- PROBLEM:
Pull every line of the entries that has the word "message".

--- START OF PROVIDED RECORDS ---

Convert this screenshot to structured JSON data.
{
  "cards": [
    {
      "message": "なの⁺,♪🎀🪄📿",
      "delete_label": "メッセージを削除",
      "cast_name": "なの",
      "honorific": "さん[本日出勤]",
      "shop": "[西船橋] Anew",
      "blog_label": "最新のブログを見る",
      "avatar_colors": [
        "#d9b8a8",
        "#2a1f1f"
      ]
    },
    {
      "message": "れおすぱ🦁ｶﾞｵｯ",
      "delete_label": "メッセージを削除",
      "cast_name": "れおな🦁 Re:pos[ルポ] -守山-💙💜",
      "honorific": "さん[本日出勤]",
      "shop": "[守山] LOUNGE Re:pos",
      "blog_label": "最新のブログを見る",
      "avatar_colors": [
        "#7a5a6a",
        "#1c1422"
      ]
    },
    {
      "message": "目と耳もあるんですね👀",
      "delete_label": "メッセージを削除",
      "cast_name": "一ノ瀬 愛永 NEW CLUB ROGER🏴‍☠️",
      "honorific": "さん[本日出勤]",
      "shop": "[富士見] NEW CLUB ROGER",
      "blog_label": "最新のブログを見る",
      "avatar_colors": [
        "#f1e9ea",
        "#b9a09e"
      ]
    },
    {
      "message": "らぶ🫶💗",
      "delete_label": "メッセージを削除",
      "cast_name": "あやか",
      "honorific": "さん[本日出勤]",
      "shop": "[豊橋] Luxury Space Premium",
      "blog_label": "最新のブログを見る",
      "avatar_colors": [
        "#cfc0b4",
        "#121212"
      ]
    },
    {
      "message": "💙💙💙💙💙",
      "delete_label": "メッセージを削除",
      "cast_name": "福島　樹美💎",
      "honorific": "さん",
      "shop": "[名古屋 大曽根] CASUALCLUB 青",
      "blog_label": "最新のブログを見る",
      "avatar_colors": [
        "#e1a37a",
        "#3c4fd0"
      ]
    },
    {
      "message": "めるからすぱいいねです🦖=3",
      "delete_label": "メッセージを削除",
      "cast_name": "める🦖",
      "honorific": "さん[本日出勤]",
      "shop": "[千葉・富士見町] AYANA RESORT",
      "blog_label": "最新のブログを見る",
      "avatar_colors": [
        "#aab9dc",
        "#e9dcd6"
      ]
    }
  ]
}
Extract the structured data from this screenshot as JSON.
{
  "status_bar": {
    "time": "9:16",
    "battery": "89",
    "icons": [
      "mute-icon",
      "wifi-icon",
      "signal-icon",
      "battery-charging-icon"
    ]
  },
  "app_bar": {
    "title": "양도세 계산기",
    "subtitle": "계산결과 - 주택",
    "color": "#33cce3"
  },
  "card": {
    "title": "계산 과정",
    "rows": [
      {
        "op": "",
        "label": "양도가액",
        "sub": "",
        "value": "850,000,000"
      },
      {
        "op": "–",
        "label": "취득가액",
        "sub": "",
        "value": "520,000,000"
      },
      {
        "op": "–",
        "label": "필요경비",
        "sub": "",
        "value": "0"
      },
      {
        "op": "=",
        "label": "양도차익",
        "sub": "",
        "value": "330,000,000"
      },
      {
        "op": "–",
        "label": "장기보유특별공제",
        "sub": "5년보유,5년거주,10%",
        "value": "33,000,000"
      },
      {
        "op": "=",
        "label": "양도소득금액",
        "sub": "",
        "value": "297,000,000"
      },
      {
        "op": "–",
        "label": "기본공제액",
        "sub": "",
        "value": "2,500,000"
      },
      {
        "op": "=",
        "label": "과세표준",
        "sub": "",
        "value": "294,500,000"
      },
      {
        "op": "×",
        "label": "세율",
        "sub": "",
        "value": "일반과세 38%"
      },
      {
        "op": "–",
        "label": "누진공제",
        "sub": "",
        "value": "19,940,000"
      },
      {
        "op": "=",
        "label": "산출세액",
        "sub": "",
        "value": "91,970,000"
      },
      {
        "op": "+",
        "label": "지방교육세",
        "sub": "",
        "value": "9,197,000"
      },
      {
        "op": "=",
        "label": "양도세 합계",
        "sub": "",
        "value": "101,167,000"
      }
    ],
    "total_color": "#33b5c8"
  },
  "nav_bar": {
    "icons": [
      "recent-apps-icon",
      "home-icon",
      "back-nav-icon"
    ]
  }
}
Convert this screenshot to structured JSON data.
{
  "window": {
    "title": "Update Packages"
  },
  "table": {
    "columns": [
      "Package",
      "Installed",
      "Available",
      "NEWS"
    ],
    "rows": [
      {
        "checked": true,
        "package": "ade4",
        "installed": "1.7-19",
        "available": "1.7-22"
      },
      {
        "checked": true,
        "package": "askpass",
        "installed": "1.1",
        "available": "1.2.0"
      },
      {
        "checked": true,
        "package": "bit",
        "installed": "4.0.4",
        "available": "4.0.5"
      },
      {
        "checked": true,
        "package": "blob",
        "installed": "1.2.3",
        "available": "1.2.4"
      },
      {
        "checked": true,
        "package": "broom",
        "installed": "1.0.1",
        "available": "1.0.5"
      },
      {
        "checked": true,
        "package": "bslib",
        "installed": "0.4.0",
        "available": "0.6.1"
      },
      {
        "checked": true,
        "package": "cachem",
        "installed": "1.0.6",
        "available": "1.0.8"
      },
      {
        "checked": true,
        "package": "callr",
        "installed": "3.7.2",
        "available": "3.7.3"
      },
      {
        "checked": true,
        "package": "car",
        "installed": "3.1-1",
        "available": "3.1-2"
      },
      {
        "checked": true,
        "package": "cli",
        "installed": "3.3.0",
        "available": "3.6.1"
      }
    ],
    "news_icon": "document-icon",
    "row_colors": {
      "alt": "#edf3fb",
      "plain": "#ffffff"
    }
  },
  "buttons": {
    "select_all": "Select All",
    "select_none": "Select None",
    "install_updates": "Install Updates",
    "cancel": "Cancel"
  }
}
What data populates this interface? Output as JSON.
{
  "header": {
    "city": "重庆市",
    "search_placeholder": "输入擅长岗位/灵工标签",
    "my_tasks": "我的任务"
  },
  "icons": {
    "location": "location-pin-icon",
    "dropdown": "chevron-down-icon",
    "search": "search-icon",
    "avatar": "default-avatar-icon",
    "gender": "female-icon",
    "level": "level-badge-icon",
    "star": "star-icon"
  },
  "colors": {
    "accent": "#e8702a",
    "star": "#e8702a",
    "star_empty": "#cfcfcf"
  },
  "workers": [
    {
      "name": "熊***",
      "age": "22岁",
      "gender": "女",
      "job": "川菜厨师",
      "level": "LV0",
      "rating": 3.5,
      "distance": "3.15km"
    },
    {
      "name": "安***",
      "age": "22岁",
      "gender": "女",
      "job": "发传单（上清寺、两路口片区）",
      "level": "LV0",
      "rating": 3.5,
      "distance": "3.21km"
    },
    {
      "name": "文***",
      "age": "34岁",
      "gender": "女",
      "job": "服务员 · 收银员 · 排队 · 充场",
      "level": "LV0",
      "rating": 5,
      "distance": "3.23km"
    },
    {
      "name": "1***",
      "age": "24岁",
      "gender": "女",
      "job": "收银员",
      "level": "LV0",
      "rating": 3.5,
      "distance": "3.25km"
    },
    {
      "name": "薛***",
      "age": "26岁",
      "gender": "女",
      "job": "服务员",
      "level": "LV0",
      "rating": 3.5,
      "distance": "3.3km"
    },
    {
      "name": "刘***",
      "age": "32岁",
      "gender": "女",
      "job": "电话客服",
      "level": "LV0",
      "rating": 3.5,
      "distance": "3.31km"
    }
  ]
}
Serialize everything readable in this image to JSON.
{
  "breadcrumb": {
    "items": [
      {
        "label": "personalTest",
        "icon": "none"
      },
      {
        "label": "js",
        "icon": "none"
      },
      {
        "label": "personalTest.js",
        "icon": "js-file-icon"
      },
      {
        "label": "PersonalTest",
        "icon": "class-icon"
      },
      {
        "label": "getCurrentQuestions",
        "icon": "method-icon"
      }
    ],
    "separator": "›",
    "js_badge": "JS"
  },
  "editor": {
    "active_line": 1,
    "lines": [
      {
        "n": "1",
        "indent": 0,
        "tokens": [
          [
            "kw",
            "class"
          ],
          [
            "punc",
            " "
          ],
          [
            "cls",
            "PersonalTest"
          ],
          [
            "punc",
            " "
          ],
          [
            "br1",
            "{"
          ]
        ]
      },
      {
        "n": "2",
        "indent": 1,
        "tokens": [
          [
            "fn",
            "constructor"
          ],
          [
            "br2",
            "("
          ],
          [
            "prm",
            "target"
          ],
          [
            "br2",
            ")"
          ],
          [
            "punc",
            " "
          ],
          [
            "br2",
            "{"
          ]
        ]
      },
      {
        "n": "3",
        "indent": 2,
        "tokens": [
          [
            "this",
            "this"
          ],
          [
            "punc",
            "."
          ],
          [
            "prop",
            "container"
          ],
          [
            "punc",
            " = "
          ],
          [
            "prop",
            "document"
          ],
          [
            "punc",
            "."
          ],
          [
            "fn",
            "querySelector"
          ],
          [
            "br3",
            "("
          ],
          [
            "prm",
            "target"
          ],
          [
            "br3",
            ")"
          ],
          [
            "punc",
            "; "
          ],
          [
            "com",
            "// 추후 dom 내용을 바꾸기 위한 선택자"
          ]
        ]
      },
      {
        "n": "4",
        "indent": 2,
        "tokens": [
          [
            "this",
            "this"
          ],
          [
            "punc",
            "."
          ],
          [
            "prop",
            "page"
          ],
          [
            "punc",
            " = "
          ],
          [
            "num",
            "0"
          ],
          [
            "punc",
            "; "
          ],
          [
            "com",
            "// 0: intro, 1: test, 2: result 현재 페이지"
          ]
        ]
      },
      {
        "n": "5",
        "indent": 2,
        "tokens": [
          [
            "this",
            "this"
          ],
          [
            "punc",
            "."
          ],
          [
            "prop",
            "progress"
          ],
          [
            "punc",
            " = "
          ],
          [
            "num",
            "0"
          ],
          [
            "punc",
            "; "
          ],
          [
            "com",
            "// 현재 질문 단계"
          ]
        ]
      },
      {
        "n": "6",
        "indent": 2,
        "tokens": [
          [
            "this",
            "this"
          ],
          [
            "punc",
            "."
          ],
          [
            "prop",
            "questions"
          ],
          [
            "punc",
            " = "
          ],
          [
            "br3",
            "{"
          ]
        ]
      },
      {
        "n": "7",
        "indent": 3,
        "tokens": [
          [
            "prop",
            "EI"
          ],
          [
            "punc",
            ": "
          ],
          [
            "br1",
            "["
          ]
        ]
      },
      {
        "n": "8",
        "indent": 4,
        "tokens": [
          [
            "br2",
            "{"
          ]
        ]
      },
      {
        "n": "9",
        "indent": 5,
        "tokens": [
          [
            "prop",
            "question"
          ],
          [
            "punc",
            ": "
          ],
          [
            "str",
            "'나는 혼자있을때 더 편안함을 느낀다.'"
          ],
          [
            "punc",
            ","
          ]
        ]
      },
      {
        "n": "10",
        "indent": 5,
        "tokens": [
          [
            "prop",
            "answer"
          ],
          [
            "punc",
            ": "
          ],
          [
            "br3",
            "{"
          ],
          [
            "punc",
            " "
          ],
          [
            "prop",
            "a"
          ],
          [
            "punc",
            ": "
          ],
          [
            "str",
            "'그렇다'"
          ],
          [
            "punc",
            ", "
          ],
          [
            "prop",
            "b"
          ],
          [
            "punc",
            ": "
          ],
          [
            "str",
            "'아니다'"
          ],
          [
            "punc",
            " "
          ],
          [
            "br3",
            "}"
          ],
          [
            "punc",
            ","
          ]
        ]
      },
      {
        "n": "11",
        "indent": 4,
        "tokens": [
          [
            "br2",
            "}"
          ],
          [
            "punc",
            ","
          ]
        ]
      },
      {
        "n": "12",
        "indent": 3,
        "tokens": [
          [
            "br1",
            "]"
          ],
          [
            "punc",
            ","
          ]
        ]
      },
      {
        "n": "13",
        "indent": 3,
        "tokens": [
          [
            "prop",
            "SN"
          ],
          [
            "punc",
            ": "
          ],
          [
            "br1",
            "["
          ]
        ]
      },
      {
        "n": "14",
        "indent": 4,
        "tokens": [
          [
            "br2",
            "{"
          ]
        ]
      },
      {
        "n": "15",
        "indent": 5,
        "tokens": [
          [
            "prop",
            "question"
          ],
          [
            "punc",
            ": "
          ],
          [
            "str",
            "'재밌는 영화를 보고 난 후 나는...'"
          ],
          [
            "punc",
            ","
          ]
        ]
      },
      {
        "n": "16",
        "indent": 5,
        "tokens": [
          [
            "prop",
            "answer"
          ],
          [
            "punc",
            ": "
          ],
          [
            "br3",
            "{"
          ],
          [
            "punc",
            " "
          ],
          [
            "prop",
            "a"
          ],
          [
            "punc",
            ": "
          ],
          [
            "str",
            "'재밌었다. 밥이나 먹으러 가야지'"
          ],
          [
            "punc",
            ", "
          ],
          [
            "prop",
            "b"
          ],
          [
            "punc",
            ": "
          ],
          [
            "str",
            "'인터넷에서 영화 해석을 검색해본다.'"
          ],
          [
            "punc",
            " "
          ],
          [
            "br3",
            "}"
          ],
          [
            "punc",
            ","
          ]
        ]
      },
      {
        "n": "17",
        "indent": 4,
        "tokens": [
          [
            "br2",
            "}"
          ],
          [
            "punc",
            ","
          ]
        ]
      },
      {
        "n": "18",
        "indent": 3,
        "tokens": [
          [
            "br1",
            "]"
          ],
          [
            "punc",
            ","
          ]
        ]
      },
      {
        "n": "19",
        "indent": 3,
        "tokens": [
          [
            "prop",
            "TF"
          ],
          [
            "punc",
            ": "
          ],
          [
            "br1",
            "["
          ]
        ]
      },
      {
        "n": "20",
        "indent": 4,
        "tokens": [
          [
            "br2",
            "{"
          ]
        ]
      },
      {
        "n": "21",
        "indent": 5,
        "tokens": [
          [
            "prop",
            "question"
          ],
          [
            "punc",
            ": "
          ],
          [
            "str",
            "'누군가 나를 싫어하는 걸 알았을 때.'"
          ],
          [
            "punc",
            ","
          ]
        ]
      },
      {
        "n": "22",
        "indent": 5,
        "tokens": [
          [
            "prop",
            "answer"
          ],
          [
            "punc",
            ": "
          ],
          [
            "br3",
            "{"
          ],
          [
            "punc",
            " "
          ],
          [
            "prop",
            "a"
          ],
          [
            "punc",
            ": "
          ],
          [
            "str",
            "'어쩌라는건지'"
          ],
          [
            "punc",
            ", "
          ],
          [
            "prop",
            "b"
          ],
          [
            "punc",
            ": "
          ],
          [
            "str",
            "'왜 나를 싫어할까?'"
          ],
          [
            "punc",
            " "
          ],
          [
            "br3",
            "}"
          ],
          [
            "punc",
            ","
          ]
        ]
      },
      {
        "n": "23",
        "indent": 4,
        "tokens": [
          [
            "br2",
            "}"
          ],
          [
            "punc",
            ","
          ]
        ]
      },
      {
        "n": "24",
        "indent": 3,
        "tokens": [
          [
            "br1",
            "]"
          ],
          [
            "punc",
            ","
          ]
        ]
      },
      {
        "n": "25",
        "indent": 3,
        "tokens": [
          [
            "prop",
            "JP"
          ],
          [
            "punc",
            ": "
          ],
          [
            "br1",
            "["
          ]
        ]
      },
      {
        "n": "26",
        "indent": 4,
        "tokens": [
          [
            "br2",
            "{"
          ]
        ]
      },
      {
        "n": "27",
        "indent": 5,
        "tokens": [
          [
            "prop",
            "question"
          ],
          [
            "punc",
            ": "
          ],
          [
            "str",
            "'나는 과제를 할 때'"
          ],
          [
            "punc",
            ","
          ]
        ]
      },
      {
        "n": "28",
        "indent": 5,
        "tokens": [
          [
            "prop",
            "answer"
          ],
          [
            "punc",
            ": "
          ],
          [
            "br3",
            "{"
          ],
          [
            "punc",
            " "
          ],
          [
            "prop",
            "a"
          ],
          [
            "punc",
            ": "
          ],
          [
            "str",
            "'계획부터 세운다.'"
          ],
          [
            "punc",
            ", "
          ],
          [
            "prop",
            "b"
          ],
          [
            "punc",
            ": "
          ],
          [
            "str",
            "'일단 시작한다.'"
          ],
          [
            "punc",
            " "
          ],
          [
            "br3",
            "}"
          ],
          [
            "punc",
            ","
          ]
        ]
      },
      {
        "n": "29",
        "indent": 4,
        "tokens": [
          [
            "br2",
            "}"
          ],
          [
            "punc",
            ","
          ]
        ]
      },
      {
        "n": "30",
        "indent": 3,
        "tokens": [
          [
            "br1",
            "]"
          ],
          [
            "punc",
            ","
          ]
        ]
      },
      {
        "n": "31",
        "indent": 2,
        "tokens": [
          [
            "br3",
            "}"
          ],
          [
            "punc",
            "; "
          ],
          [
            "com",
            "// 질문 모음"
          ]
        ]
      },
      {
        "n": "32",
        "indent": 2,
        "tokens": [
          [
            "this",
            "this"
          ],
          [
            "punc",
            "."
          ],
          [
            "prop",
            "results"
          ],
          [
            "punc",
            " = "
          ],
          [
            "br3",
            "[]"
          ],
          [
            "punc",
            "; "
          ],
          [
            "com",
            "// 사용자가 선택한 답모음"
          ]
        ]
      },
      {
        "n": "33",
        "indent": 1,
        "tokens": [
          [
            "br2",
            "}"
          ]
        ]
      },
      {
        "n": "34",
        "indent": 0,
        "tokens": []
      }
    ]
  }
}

--- END OF PROVIDED RECORDS ---

- RESPONSE FOR THIS EXERCISE:
      "message": "なの⁺,♪🎀🪄📿",
      "message": "れおすぱ🦁ｶﾞｵｯ",
      "message": "目と耳もあるんですね👀",
      "message": "らぶ🫶💗",
      "message": "💙💙💙💙💙",
      "message": "めるからすぱいいねです🦖=3",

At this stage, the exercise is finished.